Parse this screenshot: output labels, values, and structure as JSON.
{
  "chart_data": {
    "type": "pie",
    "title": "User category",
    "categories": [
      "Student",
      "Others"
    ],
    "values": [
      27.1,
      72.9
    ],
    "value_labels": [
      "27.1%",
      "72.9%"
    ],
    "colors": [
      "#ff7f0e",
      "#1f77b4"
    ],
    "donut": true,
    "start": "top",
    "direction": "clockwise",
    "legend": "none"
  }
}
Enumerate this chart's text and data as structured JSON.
▬▬▬
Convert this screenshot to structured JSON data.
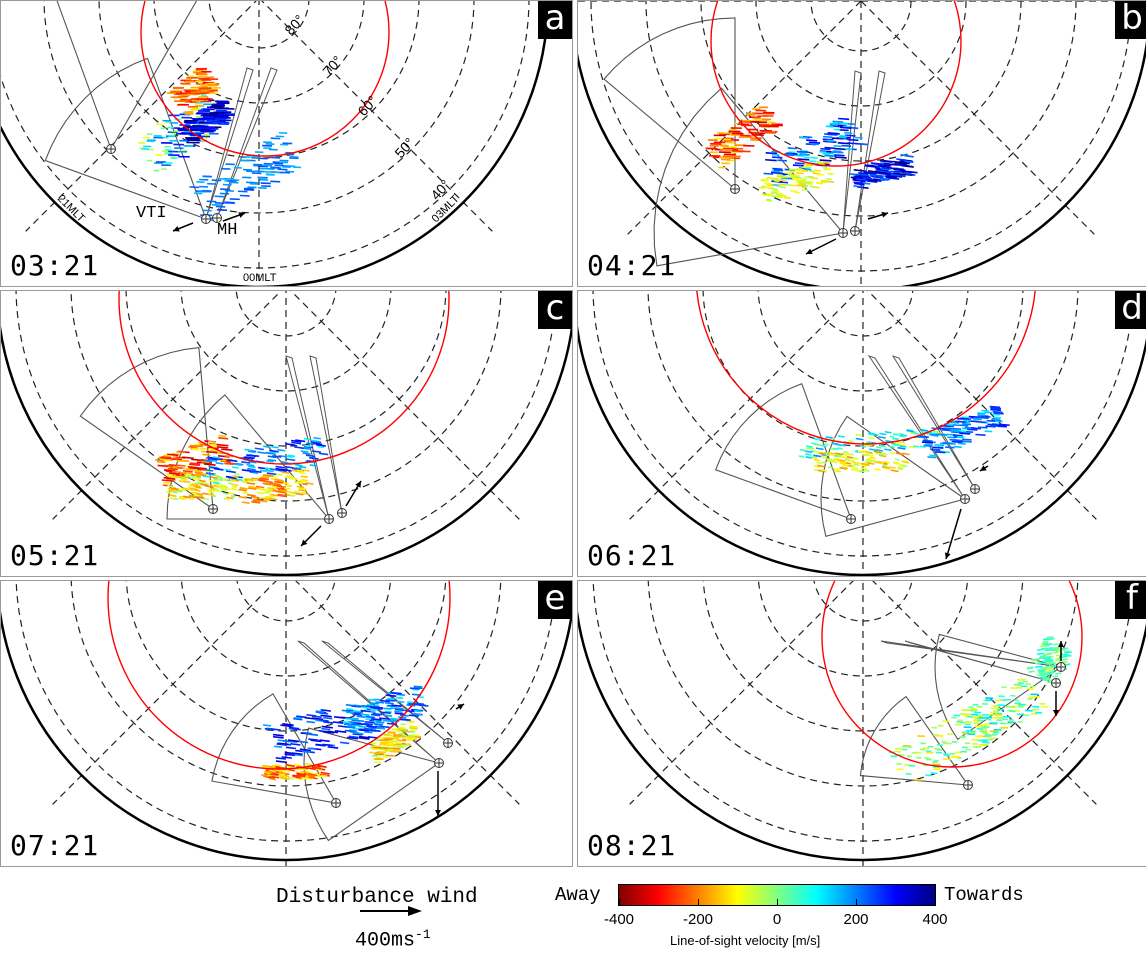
▬▬▬
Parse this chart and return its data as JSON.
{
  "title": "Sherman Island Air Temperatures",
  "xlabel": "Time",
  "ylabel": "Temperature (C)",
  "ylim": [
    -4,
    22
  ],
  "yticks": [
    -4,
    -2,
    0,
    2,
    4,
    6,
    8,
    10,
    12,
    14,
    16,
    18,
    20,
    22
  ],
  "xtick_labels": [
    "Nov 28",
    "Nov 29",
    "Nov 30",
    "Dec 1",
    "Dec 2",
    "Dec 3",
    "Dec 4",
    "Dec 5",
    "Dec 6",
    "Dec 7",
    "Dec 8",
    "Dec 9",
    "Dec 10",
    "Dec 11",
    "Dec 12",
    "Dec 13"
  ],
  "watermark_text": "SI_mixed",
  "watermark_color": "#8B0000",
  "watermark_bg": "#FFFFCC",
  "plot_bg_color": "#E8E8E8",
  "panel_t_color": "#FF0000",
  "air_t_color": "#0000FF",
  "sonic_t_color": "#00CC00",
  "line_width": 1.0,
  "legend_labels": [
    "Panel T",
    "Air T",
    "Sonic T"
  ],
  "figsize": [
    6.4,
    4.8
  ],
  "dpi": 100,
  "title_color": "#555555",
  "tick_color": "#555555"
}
▬▬▬
_TASK DESCRIPTION_
Return all lines of the material above in which the word "structured" occurs.

_SOLVED PROBLEM_
Enumerate this chart's text and data as structured JSON.
Convert this screenshot to structured JSON data.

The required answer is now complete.